What the exercise asks: Pull every line holding the string "color" from the records below.
+ + + + +
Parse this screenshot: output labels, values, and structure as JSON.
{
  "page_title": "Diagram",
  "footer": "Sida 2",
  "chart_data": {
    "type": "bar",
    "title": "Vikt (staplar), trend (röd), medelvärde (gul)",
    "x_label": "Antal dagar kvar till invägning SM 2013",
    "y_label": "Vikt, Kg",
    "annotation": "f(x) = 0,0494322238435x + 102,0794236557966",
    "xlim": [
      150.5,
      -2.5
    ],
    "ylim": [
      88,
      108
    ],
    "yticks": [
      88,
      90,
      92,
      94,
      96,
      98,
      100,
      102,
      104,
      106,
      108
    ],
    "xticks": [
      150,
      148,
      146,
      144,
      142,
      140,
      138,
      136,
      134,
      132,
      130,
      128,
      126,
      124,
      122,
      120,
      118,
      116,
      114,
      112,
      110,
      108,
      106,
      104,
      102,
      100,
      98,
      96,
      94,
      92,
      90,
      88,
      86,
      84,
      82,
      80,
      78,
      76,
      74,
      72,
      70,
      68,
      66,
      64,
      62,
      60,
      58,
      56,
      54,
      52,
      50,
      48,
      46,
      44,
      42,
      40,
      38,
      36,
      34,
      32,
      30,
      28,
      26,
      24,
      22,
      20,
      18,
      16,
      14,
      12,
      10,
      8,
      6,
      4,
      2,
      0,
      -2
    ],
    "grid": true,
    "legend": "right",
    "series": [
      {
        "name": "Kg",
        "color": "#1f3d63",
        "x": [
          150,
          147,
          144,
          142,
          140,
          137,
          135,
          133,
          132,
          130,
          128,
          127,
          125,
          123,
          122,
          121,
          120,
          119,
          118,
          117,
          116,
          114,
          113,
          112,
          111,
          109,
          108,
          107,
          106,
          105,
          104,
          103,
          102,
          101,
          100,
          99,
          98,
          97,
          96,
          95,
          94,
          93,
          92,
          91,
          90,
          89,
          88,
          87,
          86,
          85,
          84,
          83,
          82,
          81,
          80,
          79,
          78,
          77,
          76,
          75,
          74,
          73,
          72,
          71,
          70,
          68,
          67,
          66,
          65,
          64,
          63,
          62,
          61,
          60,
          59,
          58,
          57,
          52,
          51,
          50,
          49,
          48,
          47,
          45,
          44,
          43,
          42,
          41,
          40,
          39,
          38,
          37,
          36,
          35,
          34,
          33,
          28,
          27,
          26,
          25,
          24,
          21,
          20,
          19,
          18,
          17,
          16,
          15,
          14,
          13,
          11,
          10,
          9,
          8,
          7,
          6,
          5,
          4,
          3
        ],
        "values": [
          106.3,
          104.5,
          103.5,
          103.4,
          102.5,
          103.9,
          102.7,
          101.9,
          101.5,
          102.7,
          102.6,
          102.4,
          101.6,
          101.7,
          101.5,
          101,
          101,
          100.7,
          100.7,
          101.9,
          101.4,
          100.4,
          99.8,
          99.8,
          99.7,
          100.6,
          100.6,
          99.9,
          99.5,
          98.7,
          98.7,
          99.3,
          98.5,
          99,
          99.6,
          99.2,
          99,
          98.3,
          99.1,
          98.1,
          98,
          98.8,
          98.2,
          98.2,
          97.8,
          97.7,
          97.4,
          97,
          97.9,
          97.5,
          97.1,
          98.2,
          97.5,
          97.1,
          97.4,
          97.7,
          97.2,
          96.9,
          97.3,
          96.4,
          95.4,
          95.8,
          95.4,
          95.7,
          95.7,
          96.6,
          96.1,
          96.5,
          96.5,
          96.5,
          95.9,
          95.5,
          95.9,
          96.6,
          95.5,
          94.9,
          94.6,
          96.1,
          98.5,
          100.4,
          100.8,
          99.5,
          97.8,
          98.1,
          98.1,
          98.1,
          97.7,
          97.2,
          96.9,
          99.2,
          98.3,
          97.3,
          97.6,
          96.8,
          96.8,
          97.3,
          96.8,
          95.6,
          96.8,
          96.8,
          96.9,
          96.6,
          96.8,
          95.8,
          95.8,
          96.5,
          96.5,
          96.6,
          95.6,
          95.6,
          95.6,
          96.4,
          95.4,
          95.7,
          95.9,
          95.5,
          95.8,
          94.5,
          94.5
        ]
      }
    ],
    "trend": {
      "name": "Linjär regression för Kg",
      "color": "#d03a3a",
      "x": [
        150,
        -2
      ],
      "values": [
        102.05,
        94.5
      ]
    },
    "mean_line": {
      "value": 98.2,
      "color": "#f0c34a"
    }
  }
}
+ + + + +
Exercise result:
        "color": "#1f3d63",
      "color": "#d03a3a",
      "color": "#f0c34a"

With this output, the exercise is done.